--- TASK TO CARRY OUT ---
Rewrite the entries below, changing every occurrence of "Belgium" to "Netherlands" and keeping everything else the same. Leave the pictures out of your answer.
# start of SUPPLIED MATERIAL
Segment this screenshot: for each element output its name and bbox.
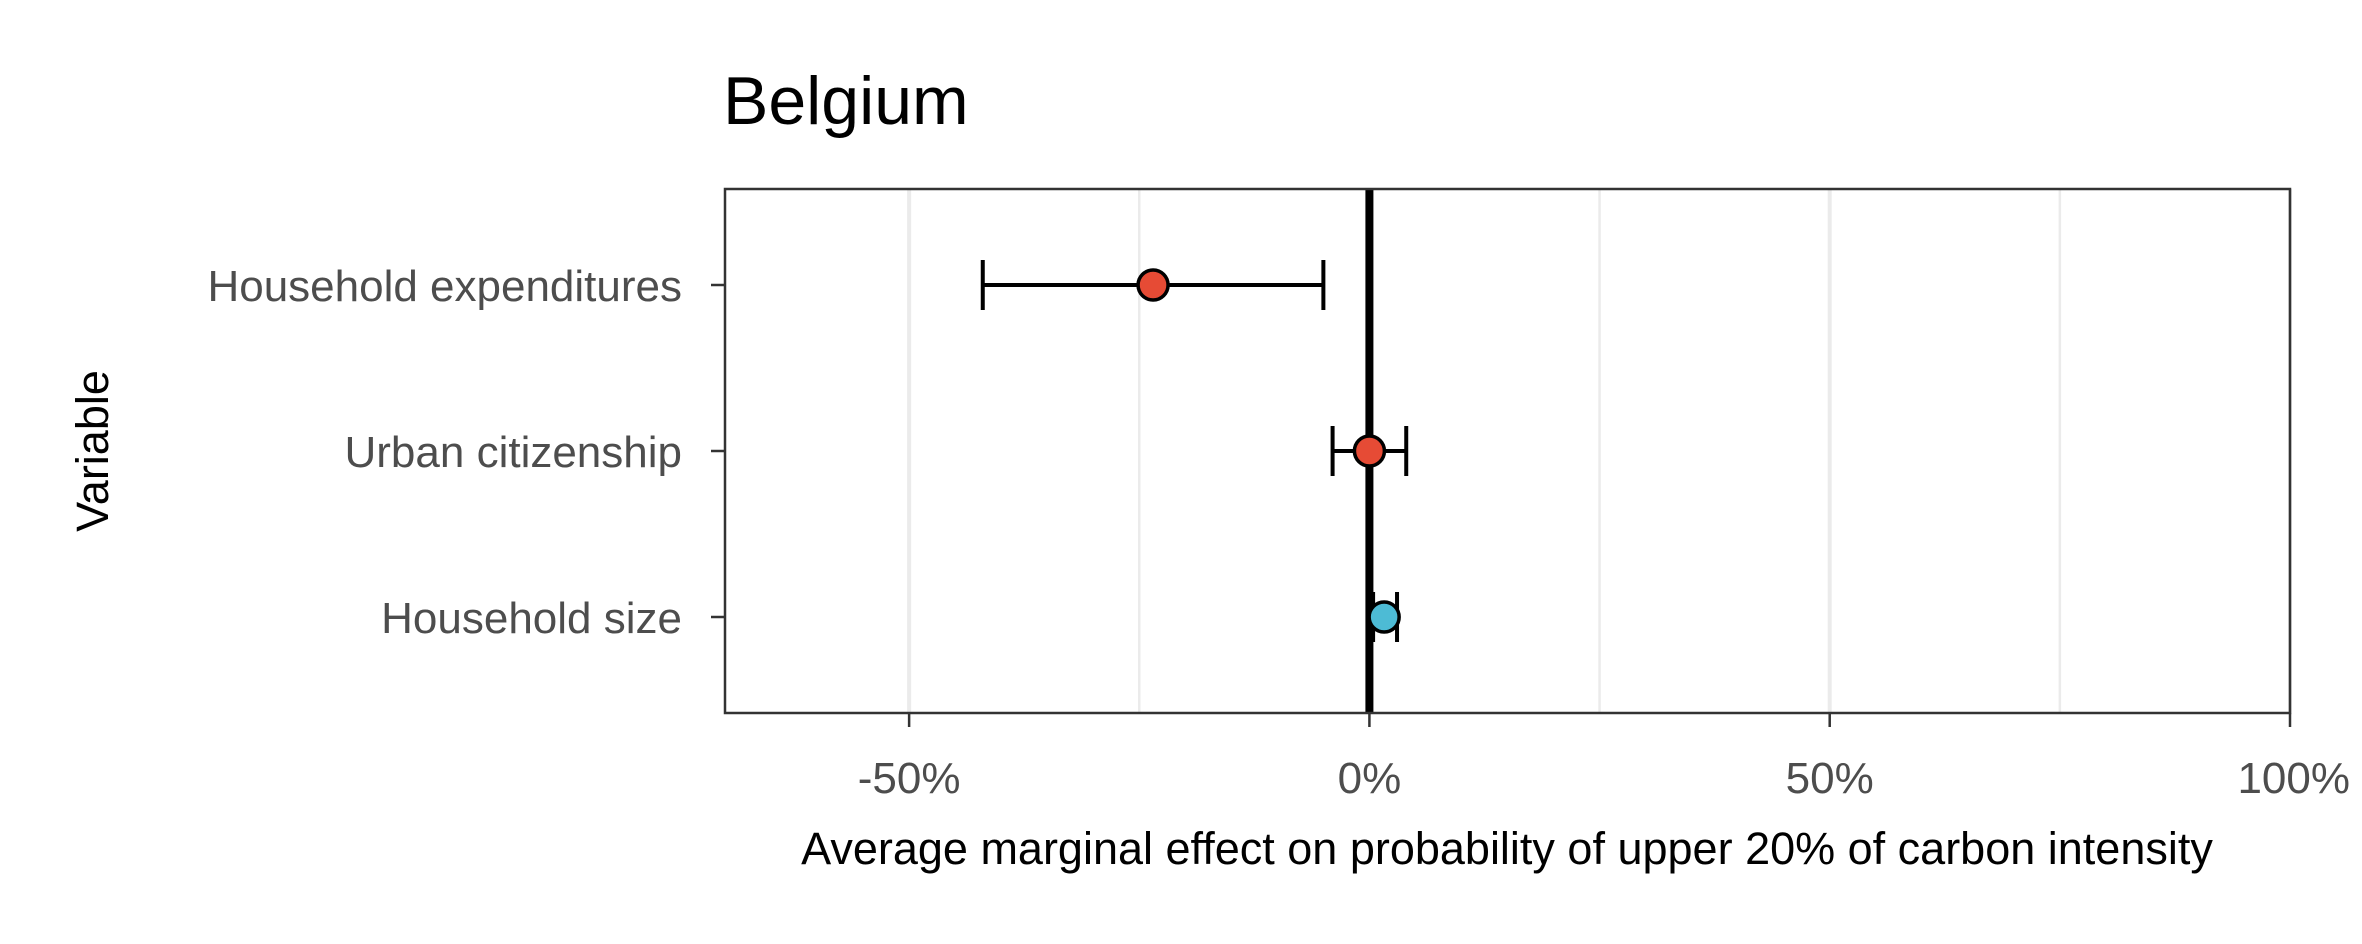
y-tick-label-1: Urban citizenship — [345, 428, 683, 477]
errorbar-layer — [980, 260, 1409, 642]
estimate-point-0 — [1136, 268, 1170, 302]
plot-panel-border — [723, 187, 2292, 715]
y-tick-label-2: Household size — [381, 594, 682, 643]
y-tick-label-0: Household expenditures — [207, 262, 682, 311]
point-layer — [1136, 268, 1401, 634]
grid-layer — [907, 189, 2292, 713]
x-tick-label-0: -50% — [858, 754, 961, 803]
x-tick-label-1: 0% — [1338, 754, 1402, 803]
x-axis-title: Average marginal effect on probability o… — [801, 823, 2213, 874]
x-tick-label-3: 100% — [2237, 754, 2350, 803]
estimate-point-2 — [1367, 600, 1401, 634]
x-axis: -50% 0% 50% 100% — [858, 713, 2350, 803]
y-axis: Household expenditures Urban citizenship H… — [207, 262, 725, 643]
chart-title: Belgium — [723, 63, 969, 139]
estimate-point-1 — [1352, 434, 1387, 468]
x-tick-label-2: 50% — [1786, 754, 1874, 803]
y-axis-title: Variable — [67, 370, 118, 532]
# end of SUPPLIED MATERIAL
--- WORKED SOLUTION ---
Segment this screenshot: for each element output its name and bbox.
y-tick-label-1: Urban citizenship — [345, 428, 683, 477]
errorbar-layer — [980, 260, 1409, 642]
estimate-point-0 — [1136, 268, 1170, 302]
plot-panel-border — [723, 187, 2292, 715]
y-tick-label-2: Household size — [381, 594, 682, 643]
y-tick-label-0: Household expenditures — [207, 262, 682, 311]
point-layer — [1136, 268, 1401, 634]
grid-layer — [907, 189, 2292, 713]
x-tick-label-0: -50% — [858, 754, 961, 803]
x-tick-label-1: 0% — [1338, 754, 1402, 803]
x-axis-title: Average marginal effect on probability o… — [801, 823, 2213, 874]
x-tick-label-3: 100% — [2237, 754, 2350, 803]
estimate-point-2 — [1367, 600, 1401, 634]
x-axis: -50% 0% 50% 100% — [858, 713, 2350, 803]
y-axis: Household expenditures Urban citizenship H… — [207, 262, 725, 643]
chart-title: Netherlands — [723, 63, 969, 139]
estimate-point-1 — [1352, 434, 1387, 468]
x-tick-label-2: 50% — [1786, 754, 1874, 803]
y-axis-title: Variable — [67, 370, 118, 532]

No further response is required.